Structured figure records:
▶

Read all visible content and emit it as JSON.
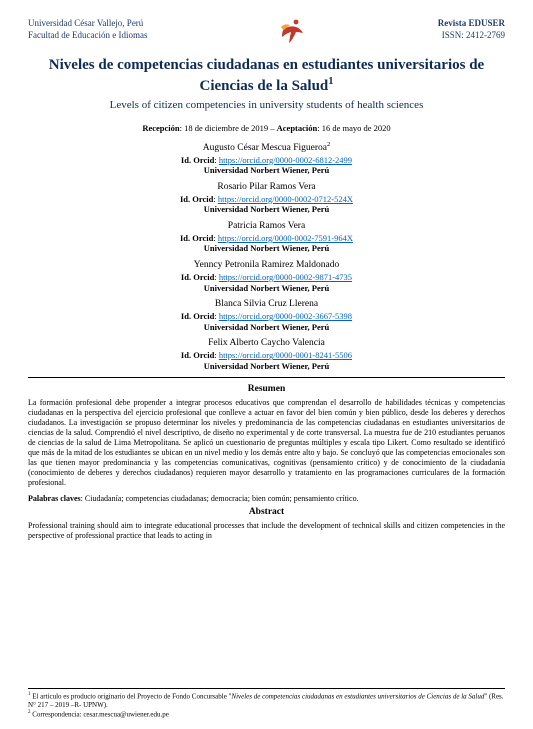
{
  "header": {
    "left_line1": "Universidad César Vallejo, Perú",
    "left_line2": "Facultad de Educación e Idiomas",
    "right_line1": "Revista EDUSER",
    "right_line2": "ISSN: 2412-2769",
    "text_color": "#1f3a6e",
    "logo_colors": {
      "orange": "#f2a23c",
      "red": "#c0392b"
    }
  },
  "title": {
    "es": "Niveles de competencias ciudadanas en estudiantes universitarios de Ciencias de la Salud",
    "sup": "1",
    "en": "Levels of citizen competencies in university students of health sciences",
    "color": "#102a56"
  },
  "dates": {
    "reception_label": "Recepción",
    "reception_value": "18 de diciembre de 2019",
    "sep": " – ",
    "acceptance_label": "Aceptación",
    "acceptance_value": "16 de mayo de 2020"
  },
  "orcid_label": "Id. Orcid",
  "affiliation": "Universidad Norbert Wiener, Perú",
  "authors": [
    {
      "name": "Augusto César Mescua Figueroa",
      "sup": "2",
      "orcid": "https://orcid.org/0000-0002-6812-2499"
    },
    {
      "name": "Rosario Pilar Ramos Vera",
      "sup": "",
      "orcid": "https://orcid.org/0000-0002-0712-524X"
    },
    {
      "name": "Patricia Ramos Vera",
      "sup": "",
      "orcid": "https://orcid.org/0000-0002-7591-964X"
    },
    {
      "name": "Yenncy Petronila Ramirez Maldonado",
      "sup": "",
      "orcid": "https://orcid.org/0000-0002-9871-4735"
    },
    {
      "name": "Blanca Silvia Cruz Llerena",
      "sup": "",
      "orcid": "https://orcid.org/0000-0002-3667-5398"
    },
    {
      "name": "Felix Alberto Caycho Valencia",
      "sup": "",
      "orcid": "https://orcid.org/0000-0001-8241-5506"
    }
  ],
  "resumen": {
    "heading": "Resumen",
    "body": "La formación profesional debe propender a integrar procesos educativos que comprendan el desarrollo de habilidades técnicas y competencias ciudadanas en la perspectiva del ejercicio profesional que conlleve a actuar en favor del bien común y bien público, desde los deberes y derechos ciudadanos. La investigación se propuso determinar los niveles y predominancia de las competencias ciudadanas en estudiantes universitarios de ciencias de la salud. Comprendió el nivel descriptivo, de diseño no experimental y de corte transversal. La muestra fue de 210 estudiantes peruanos de ciencias de la salud de Lima Metropolitana. Se aplicó un cuestionario de preguntas múltiples y escala tipo Likert. Como resultado se identificó que más de la mitad de los estudiantes se ubican en un nivel medio y los demás entre alto y bajo. Se concluyó que las competencias emocionales son las que tienen mayor predominancia y las competencias comunicativas, cognitivas (pensamiento crítico) y de conocimiento de la ciudadanía (conocimiento de deberes y derechos ciudadanos) requieren mayor desarrollo y tratamiento en las programaciones curriculares de la formación profesional."
  },
  "keywords": {
    "label": "Palabras claves",
    "value": "Ciudadanía; competencias ciudadanas; democracia; bien común; pensamiento crítico."
  },
  "abstract": {
    "heading": "Abstract",
    "body": "Professional training should aim to integrate educational processes that include the development of technical skills and citizen competencies in the perspective of professional practice that leads to acting in"
  },
  "footnotes": {
    "fn1_pre": "El artículo es producto originario del Proyecto de Fondo Concursable \"",
    "fn1_title": "Niveles de competencias ciudadanas en estudiantes universitarios de Ciencias de la Salud",
    "fn1_post": "\" (Res. N° 217 – 2019 –R- UPNW).",
    "fn2": "Correspondencia: cesar.mescua@uwiener.edu.pe"
  },
  "link_color": "#0563c1"
}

◀

Print all entries exactly. The images do not belong in the copy.

Read all visible content and emit it as JSON.
{
  "header": {
    "left_line1": "Universidad César Vallejo, Perú",
    "left_line2": "Facultad de Educación e Idiomas",
    "right_line1": "Revista EDUSER",
    "right_line2": "ISSN: 2412-2769",
    "text_color": "#1f3a6e",
    "logo_colors": {
      "orange": "#f2a23c",
      "red": "#c0392b"
    }
  },
  "title": {
    "es": "Niveles de competencias ciudadanas en estudiantes universitarios de Ciencias de la Salud",
    "sup": "1",
    "en": "Levels of citizen competencies in university students of health sciences",
    "color": "#102a56"
  },
  "dates": {
    "reception_label": "Recepción",
    "reception_value": "18 de diciembre de 2019",
    "sep": " – ",
    "acceptance_label": "Aceptación",
    "acceptance_value": "16 de mayo de 2020"
  },
  "orcid_label": "Id. Orcid",
  "affiliation": "Universidad Norbert Wiener, Perú",
  "authors": [
    {
      "name": "Augusto César Mescua Figueroa",
      "sup": "2",
      "orcid": "https://orcid.org/0000-0002-6812-2499"
    },
    {
      "name": "Rosario Pilar Ramos Vera",
      "sup": "",
      "orcid": "https://orcid.org/0000-0002-0712-524X"
    },
    {
      "name": "Patricia Ramos Vera",
      "sup": "",
      "orcid": "https://orcid.org/0000-0002-7591-964X"
    },
    {
      "name": "Yenncy Petronila Ramirez Maldonado",
      "sup": "",
      "orcid": "https://orcid.org/0000-0002-9871-4735"
    },
    {
      "name": "Blanca Silvia Cruz Llerena",
      "sup": "",
      "orcid": "https://orcid.org/0000-0002-3667-5398"
    },
    {
      "name": "Felix Alberto Caycho Valencia",
      "sup": "",
      "orcid": "https://orcid.org/0000-0001-8241-5506"
    }
  ],
  "resumen": {
    "heading": "Resumen",
    "body": "La formación profesional debe propender a integrar procesos educativos que comprendan el desarrollo de habilidades técnicas y competencias ciudadanas en la perspectiva del ejercicio profesional que conlleve a actuar en favor del bien común y bien público, desde los deberes y derechos ciudadanos. La investigación se propuso determinar los niveles y predominancia de las competencias ciudadanas en estudiantes universitarios de ciencias de la salud. Comprendió el nivel descriptivo, de diseño no experimental y de corte transversal. La muestra fue de 210 estudiantes peruanos de ciencias de la salud de Lima Metropolitana. Se aplicó un cuestionario de preguntas múltiples y escala tipo Likert. Como resultado se identificó que más de la mitad de los estudiantes se ubican en un nivel medio y los demás entre alto y bajo. Se concluyó que las competencias emocionales son las que tienen mayor predominancia y las competencias comunicativas, cognitivas (pensamiento crítico) y de conocimiento de la ciudadanía (conocimiento de deberes y derechos ciudadanos) requieren mayor desarrollo y tratamiento en las programaciones curriculares de la formación profesional."
  },
  "keywords": {
    "label": "Palabras claves",
    "value": "Ciudadanía; competencias ciudadanas; democracia; bien común; pensamiento crítico."
  },
  "abstract": {
    "heading": "Abstract",
    "body": "Professional training should aim to integrate educational processes that include the development of technical skills and citizen competencies in the perspective of professional practice that leads to acting in"
  },
  "footnotes": {
    "fn1_pre": "El artículo es producto originario del Proyecto de Fondo Concursable \"",
    "fn1_title": "Niveles de competencias ciudadanas en estudiantes universitarios de Ciencias de la Salud",
    "fn1_post": "\" (Res. N° 217 – 2019 –R- UPNW).",
    "fn2": "Correspondencia: cesar.mescua@uwiener.edu.pe"
  },
  "link_color": "#0563c1"
}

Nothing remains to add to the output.